[Goal] Output the data exactly, with every line intact.

[Material to process]
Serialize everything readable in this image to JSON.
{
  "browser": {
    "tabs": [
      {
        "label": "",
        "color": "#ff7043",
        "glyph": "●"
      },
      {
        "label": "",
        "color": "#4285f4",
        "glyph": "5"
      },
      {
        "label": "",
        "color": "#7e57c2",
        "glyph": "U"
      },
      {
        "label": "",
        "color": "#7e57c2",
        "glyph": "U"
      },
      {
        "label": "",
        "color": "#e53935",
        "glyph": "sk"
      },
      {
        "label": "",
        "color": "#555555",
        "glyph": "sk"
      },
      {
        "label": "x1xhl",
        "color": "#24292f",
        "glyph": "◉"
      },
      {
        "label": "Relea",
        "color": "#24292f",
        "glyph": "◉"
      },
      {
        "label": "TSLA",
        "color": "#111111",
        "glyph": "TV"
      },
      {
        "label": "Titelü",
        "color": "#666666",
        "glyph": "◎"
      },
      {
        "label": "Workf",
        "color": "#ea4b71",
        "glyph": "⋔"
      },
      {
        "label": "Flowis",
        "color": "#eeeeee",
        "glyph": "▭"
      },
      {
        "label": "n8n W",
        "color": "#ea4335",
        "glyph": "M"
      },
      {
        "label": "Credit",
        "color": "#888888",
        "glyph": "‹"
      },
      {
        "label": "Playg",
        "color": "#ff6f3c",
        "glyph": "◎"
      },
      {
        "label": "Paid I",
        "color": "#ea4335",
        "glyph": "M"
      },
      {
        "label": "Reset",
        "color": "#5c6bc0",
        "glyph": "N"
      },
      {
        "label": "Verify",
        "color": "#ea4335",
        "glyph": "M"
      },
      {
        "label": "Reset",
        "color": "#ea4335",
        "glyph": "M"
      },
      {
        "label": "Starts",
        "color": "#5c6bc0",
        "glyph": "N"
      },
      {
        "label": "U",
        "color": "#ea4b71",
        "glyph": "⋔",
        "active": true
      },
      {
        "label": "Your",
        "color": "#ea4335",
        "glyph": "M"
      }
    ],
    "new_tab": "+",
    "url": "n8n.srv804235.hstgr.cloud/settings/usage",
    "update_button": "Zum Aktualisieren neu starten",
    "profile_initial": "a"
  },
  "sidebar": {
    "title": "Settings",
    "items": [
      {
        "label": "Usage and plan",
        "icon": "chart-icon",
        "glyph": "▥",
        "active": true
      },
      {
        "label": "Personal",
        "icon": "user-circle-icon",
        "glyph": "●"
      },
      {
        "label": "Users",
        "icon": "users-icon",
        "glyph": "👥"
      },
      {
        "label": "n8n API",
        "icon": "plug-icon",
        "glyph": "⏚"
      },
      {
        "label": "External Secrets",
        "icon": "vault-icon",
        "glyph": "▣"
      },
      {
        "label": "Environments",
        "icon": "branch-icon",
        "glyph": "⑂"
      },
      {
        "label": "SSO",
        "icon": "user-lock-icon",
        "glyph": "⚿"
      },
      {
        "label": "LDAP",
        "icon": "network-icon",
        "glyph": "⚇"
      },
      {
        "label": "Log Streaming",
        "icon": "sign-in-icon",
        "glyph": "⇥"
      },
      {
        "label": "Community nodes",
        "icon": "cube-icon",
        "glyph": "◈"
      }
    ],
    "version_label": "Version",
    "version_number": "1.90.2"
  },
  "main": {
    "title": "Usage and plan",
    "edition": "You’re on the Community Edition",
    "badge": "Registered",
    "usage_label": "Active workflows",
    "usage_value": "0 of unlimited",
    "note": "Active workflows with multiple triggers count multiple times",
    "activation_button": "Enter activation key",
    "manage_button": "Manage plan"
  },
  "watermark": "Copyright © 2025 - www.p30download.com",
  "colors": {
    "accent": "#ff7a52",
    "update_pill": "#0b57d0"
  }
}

[Answer to this problem]
Serialize everything readable in this image to JSON.
{
  "browser": {
    "tabs": [
      {
        "label": "",
        "color": "#ff7043",
        "glyph": "●"
      },
      {
        "label": "",
        "color": "#4285f4",
        "glyph": "5"
      },
      {
        "label": "",
        "color": "#7e57c2",
        "glyph": "U"
      },
      {
        "label": "",
        "color": "#7e57c2",
        "glyph": "U"
      },
      {
        "label": "",
        "color": "#e53935",
        "glyph": "sk"
      },
      {
        "label": "",
        "color": "#555555",
        "glyph": "sk"
      },
      {
        "label": "x1xhl",
        "color": "#24292f",
        "glyph": "◉"
      },
      {
        "label": "Relea",
        "color": "#24292f",
        "glyph": "◉"
      },
      {
        "label": "TSLA",
        "color": "#111111",
        "glyph": "TV"
      },
      {
        "label": "Titelü",
        "color": "#666666",
        "glyph": "◎"
      },
      {
        "label": "Workf",
        "color": "#ea4b71",
        "glyph": "⋔"
      },
      {
        "label": "Flowis",
        "color": "#eeeeee",
        "glyph": "▭"
      },
      {
        "label": "n8n W",
        "color": "#ea4335",
        "glyph": "M"
      },
      {
        "label": "Credit",
        "color": "#888888",
        "glyph": "‹"
      },
      {
        "label": "Playg",
        "color": "#ff6f3c",
        "glyph": "◎"
      },
      {
        "label": "Paid I",
        "color": "#ea4335",
        "glyph": "M"
      },
      {
        "label": "Reset",
        "color": "#5c6bc0",
        "glyph": "N"
      },
      {
        "label": "Verify",
        "color": "#ea4335",
        "glyph": "M"
      },
      {
        "label": "Reset",
        "color": "#ea4335",
        "glyph": "M"
      },
      {
        "label": "Starts",
        "color": "#5c6bc0",
        "glyph": "N"
      },
      {
        "label": "U",
        "color": "#ea4b71",
        "glyph": "⋔",
        "active": true
      },
      {
        "label": "Your",
        "color": "#ea4335",
        "glyph": "M"
      }
    ],
    "new_tab": "+",
    "url": "n8n.srv804235.hstgr.cloud/settings/usage",
    "update_button": "Zum Aktualisieren neu starten",
    "profile_initial": "a"
  },
  "sidebar": {
    "title": "Settings",
    "items": [
      {
        "label": "Usage and plan",
        "icon": "chart-icon",
        "glyph": "▥",
        "active": true
      },
      {
        "label": "Personal",
        "icon": "user-circle-icon",
        "glyph": "●"
      },
      {
        "label": "Users",
        "icon": "users-icon",
        "glyph": "👥"
      },
      {
        "label": "n8n API",
        "icon": "plug-icon",
        "glyph": "⏚"
      },
      {
        "label": "External Secrets",
        "icon": "vault-icon",
        "glyph": "▣"
      },
      {
        "label": "Environments",
        "icon": "branch-icon",
        "glyph": "⑂"
      },
      {
        "label": "SSO",
        "icon": "user-lock-icon",
        "glyph": "⚿"
      },
      {
        "label": "LDAP",
        "icon": "network-icon",
        "glyph": "⚇"
      },
      {
        "label": "Log Streaming",
        "icon": "sign-in-icon",
        "glyph": "⇥"
      },
      {
        "label": "Community nodes",
        "icon": "cube-icon",
        "glyph": "◈"
      }
    ],
    "version_label": "Version",
    "version_number": "1.90.2"
  },
  "main": {
    "title": "Usage and plan",
    "edition": "You’re on the Community Edition",
    "badge": "Registered",
    "usage_label": "Active workflows",
    "usage_value": "0 of unlimited",
    "note": "Active workflows with multiple triggers count multiple times",
    "activation_button": "Enter activation key",
    "manage_button": "Manage plan"
  },
  "watermark": "Copyright © 2025 - www.p30download.com",
  "colors": {
    "accent": "#ff7a52",
    "update_pill": "#0b57d0"
  }
}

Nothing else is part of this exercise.